Structured figure records

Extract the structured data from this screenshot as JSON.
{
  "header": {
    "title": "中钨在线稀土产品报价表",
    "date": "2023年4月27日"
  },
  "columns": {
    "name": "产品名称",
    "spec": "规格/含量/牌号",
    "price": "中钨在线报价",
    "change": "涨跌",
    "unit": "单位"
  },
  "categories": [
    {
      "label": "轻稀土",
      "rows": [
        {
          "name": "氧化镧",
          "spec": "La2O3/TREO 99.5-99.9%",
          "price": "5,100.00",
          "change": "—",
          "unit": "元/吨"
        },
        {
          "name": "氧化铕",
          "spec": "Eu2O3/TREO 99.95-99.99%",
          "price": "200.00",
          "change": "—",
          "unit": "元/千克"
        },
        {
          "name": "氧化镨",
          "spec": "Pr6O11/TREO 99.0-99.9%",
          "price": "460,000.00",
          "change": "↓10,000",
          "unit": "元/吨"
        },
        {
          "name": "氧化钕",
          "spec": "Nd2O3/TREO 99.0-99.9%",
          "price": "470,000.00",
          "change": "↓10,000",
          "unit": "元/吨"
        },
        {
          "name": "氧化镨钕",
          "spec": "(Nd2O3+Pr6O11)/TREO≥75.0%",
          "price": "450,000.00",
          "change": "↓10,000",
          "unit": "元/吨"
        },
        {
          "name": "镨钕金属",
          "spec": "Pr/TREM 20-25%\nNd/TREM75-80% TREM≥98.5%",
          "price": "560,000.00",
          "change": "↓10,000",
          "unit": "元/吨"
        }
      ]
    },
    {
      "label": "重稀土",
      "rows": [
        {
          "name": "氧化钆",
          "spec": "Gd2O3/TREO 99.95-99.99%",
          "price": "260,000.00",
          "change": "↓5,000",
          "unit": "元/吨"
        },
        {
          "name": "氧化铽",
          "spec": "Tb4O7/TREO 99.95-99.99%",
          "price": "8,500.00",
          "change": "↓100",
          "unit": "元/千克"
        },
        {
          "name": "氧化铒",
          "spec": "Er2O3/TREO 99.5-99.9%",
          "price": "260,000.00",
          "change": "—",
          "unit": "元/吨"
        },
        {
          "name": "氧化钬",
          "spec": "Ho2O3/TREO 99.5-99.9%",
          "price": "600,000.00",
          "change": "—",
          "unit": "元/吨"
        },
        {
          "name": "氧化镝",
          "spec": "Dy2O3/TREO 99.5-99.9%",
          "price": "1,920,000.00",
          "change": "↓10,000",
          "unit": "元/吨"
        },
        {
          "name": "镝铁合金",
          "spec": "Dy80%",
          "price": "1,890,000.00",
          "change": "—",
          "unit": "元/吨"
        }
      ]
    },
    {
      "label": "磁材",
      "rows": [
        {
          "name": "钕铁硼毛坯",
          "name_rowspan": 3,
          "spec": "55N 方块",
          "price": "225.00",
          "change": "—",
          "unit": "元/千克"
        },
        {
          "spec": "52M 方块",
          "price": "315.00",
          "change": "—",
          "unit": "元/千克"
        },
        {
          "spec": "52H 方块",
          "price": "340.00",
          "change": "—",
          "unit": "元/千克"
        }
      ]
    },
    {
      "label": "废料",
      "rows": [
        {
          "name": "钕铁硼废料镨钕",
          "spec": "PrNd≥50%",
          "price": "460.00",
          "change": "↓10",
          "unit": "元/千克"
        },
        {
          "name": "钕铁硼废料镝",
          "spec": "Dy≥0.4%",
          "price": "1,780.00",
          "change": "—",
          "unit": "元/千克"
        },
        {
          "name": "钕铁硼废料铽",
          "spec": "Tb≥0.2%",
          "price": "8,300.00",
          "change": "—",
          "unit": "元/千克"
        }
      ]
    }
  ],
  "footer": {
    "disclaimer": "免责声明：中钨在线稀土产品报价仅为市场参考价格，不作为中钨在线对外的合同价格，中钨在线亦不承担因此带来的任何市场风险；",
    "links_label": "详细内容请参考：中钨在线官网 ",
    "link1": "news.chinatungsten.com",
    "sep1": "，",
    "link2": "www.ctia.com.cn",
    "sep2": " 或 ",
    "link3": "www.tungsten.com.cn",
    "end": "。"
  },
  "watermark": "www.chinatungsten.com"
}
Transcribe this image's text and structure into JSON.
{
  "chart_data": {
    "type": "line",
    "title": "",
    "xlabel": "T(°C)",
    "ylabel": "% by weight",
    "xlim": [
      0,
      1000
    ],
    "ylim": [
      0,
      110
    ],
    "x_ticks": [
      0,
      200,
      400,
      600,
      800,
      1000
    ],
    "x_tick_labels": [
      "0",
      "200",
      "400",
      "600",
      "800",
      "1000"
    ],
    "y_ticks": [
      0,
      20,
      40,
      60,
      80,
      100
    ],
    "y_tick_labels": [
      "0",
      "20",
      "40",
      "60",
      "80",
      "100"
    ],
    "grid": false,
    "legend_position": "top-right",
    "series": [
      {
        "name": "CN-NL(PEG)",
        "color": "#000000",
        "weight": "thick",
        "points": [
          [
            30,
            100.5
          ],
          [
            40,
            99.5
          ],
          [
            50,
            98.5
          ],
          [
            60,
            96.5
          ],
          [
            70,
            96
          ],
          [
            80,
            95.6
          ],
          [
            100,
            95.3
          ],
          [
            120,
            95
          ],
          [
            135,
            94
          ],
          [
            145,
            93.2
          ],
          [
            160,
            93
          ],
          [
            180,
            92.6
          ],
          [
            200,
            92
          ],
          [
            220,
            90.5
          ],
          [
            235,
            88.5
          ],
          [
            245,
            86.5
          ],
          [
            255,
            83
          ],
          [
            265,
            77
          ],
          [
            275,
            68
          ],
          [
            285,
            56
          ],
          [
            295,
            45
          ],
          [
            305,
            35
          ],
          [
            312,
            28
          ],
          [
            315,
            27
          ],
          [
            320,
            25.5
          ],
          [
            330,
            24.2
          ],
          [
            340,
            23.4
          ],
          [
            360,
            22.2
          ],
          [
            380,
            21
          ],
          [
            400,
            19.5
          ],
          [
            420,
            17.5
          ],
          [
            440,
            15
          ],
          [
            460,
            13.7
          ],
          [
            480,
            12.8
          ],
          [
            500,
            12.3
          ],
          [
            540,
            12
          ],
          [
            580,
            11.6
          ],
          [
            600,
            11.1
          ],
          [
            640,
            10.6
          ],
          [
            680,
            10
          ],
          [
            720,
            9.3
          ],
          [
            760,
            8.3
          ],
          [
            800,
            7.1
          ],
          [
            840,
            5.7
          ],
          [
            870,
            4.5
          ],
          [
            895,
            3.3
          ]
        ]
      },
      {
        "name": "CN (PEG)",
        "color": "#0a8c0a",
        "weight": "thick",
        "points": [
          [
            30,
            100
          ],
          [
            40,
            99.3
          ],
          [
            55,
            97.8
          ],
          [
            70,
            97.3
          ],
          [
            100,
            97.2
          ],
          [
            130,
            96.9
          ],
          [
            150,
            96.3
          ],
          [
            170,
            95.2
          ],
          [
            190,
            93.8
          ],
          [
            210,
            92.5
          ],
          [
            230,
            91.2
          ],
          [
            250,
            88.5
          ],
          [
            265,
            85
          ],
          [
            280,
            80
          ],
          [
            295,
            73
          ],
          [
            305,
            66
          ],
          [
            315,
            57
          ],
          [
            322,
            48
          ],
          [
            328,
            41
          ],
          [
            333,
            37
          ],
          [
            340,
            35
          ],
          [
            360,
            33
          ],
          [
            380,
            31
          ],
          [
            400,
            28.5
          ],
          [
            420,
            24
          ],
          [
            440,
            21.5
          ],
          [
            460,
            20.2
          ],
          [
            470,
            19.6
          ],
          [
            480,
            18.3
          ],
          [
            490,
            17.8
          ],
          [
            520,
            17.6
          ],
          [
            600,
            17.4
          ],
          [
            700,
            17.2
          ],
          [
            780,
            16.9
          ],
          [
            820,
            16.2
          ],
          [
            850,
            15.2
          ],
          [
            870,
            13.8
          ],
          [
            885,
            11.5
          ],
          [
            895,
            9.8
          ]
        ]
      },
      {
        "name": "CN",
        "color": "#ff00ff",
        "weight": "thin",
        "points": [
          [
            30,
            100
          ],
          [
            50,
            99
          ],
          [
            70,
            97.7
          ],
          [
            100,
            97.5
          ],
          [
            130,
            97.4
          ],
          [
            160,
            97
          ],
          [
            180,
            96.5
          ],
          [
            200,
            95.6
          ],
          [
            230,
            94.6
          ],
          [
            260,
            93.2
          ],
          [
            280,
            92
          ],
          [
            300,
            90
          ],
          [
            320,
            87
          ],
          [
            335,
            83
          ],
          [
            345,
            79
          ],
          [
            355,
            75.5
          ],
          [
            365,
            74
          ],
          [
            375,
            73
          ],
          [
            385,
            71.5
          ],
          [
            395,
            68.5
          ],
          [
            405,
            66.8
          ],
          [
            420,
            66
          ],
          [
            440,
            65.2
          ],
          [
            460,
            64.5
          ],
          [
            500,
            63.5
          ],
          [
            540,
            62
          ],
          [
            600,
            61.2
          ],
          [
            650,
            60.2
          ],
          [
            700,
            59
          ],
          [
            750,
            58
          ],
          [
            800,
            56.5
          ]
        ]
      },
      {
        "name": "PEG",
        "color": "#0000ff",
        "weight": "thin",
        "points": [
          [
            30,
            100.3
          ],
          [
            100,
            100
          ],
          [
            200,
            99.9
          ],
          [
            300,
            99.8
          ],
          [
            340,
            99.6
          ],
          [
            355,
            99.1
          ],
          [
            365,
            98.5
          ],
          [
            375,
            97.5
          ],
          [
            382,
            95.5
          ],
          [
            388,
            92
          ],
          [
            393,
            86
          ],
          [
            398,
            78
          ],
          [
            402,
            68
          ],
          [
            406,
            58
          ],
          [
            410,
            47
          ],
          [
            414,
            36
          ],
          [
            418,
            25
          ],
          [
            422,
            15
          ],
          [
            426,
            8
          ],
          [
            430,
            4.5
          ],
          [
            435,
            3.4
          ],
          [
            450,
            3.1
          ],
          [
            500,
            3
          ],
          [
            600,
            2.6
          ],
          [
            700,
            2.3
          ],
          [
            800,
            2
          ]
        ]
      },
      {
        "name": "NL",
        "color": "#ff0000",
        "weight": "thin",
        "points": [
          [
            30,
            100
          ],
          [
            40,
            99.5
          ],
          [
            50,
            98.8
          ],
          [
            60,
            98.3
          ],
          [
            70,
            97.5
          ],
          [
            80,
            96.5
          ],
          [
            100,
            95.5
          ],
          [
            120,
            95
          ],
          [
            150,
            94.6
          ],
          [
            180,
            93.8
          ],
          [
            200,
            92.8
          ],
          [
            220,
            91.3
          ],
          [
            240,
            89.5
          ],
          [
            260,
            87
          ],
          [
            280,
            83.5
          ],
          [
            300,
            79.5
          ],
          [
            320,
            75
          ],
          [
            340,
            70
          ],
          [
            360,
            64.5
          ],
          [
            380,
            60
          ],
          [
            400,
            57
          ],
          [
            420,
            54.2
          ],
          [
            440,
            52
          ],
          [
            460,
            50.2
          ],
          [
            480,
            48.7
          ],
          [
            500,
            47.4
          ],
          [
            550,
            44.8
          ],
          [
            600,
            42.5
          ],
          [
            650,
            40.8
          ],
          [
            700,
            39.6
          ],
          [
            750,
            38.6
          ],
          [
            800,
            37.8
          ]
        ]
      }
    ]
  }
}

- Problem description
Go through the listing above and locate each line that holds the word "TREO". Copy those lines.

- Exercise solution
          "spec": "La2O3/TREO 99.5-99.9%",
          "spec": "Eu2O3/TREO 99.95-99.99%",
          "spec": "Pr6O11/TREO 99.0-99.9%",
          "spec": "Nd2O3/TREO 99.0-99.9%",
          "spec": "(Nd2O3+Pr6O11)/TREO≥75.0%",
          "spec": "Gd2O3/TREO 99.95-99.99%",
          "spec": "Tb4O7/TREO 99.95-99.99%",
          "spec": "Er2O3/TREO 99.5-99.9%",
          "spec": "Ho2O3/TREO 99.5-99.9%",
          "spec": "Dy2O3/TREO 99.5-99.9%",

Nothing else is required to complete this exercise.